Report how many lines in the records below contain the word "value". Give only the number.
═════ Source material
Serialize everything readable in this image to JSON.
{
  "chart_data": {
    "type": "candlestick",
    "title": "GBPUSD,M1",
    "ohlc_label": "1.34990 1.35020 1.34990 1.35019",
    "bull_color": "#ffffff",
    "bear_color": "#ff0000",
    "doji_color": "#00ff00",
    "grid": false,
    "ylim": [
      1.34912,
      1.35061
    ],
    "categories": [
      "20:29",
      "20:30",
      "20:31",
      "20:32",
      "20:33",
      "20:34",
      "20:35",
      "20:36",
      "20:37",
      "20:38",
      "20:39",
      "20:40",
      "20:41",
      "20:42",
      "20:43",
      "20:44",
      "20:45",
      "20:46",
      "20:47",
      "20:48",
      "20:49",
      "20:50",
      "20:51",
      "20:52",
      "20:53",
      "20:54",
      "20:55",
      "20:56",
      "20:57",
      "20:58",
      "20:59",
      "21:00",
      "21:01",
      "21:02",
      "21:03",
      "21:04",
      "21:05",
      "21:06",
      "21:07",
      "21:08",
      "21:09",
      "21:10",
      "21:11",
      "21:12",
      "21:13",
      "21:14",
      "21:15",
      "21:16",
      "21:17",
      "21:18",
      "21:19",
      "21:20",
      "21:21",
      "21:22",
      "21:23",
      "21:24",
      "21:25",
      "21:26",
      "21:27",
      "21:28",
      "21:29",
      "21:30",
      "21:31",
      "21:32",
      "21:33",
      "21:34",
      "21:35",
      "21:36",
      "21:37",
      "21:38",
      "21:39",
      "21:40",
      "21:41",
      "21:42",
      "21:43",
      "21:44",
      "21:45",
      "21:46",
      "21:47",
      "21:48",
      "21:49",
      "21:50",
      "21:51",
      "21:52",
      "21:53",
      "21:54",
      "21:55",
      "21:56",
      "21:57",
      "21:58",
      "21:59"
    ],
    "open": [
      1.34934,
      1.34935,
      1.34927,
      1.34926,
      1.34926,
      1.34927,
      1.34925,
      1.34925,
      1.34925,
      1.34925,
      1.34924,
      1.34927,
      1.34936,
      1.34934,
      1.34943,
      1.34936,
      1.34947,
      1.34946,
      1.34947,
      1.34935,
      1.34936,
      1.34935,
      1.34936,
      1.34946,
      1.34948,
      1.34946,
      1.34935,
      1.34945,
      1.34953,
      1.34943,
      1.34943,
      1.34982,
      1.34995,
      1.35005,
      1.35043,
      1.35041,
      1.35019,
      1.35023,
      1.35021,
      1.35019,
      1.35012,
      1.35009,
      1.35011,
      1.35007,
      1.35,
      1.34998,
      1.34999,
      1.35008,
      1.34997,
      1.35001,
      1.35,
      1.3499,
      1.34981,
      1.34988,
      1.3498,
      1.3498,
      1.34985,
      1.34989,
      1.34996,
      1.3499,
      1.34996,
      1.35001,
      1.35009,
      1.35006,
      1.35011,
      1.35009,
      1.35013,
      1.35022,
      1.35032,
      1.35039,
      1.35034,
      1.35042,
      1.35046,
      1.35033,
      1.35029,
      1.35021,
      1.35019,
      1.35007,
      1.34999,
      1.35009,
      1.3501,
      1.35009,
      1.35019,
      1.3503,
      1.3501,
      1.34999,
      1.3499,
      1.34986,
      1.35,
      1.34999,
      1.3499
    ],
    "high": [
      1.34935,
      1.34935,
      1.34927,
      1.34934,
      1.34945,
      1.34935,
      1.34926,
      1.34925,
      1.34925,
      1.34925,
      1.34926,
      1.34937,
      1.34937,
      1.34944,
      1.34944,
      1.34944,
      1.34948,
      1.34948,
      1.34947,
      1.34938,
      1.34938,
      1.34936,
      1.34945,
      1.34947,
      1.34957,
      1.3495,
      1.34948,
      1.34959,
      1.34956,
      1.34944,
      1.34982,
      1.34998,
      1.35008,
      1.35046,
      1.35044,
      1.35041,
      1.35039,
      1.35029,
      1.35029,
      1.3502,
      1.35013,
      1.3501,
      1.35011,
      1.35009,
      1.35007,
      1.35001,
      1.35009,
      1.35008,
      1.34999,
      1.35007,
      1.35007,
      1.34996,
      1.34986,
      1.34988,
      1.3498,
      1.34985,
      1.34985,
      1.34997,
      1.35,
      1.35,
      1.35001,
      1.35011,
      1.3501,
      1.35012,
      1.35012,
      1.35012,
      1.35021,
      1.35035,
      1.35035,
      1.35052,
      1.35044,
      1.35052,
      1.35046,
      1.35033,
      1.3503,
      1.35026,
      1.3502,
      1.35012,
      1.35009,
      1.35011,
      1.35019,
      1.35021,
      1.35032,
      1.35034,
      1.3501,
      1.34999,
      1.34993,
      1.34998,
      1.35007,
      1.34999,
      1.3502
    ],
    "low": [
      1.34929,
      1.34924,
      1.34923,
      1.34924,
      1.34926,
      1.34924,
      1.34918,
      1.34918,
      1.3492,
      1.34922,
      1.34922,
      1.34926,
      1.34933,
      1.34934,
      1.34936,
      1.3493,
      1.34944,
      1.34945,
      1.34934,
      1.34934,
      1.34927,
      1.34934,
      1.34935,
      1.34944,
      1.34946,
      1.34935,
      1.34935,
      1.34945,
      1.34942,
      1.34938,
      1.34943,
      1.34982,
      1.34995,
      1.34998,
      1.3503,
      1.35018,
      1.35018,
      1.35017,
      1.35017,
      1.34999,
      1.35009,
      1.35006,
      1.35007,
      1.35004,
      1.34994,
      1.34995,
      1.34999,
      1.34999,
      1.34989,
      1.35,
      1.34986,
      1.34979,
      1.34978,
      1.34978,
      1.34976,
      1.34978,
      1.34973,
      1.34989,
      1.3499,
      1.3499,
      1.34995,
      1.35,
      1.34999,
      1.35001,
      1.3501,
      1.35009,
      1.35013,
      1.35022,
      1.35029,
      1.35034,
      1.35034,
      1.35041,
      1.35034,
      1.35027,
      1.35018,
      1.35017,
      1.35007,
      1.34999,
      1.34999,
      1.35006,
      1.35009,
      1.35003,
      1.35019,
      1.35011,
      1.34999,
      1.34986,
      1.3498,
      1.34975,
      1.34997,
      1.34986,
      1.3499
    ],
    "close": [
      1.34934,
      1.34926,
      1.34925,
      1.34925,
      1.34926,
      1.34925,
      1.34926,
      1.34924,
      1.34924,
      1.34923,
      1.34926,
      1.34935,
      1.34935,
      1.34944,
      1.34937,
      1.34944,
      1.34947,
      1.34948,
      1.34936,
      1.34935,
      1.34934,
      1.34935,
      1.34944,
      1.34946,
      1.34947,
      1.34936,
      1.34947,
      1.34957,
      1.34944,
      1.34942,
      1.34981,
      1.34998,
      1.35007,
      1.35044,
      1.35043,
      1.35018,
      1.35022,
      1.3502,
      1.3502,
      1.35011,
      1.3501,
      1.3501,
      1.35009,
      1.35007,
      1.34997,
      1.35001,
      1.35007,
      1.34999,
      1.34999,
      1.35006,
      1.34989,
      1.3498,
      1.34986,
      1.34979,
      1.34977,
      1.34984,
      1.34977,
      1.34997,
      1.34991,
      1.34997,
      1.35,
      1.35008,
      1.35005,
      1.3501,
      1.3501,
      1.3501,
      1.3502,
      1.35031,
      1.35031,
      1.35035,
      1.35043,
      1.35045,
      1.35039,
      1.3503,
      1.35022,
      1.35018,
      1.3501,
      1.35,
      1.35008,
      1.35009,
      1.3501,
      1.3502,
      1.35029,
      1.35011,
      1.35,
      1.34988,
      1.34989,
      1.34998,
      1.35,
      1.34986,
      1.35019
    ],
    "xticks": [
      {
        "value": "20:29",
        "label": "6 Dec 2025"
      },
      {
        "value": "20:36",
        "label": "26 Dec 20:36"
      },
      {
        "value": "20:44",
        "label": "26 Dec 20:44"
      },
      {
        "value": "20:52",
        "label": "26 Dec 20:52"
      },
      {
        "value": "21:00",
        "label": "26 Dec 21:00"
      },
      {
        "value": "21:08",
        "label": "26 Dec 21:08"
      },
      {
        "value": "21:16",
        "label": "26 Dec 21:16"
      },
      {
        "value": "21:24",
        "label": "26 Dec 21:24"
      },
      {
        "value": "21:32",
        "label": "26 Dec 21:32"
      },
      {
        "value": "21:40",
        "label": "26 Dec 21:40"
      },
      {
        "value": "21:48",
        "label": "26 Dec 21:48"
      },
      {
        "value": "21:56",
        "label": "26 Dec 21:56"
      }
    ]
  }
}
══════════
» Task result
12